(Stored data)
* start *

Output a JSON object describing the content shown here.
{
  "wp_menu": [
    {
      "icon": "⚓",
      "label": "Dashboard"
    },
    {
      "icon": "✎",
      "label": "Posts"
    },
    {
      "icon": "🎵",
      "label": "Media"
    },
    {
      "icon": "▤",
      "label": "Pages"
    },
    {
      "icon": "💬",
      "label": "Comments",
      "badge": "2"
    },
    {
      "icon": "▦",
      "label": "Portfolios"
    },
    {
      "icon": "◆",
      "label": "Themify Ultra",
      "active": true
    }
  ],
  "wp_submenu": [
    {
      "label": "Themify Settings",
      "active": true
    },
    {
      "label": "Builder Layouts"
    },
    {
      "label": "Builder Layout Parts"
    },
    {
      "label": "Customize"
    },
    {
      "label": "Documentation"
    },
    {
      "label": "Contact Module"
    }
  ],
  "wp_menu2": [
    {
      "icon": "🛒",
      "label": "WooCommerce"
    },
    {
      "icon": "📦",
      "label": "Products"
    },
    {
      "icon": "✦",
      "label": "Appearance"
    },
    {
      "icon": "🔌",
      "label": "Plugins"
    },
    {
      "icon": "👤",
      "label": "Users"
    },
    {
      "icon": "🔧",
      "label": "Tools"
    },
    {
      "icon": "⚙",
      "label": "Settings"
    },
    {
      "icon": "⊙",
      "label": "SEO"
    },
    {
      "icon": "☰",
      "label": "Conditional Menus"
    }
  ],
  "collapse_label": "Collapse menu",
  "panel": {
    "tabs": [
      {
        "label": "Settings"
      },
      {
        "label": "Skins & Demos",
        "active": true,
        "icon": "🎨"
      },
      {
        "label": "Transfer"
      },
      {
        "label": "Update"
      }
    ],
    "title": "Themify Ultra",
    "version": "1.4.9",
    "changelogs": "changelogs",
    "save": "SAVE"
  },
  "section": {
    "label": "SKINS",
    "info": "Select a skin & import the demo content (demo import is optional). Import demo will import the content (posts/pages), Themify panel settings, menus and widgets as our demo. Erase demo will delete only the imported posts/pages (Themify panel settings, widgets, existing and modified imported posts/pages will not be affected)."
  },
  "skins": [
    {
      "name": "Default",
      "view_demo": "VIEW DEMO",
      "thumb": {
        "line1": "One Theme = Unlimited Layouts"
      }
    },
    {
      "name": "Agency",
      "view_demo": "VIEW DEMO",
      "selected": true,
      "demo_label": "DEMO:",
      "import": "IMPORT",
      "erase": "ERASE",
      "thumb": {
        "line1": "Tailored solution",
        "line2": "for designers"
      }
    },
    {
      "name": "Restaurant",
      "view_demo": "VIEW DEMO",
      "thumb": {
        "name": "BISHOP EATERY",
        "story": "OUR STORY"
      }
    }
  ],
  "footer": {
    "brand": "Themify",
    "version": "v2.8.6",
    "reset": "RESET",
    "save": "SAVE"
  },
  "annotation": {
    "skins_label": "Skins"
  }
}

* end *

*What the exercise asks*:
Using the entries above, find all lines with "Themify". Copy them.

*Response to the exercise*:
      "label": "Themify Ultra",
      "label": "Themify Settings",
    "title": "Themify Ultra",
    "info": "Select a skin & import the demo content (demo import is optional). Import demo will import the content (posts/pages), Themify panel settings, menus and widgets as our demo. Erase demo will delete only the imported posts/pages (Themify panel settings, widgets, existing and modified imported posts/pages will not be affected)."
    "brand": "Themify",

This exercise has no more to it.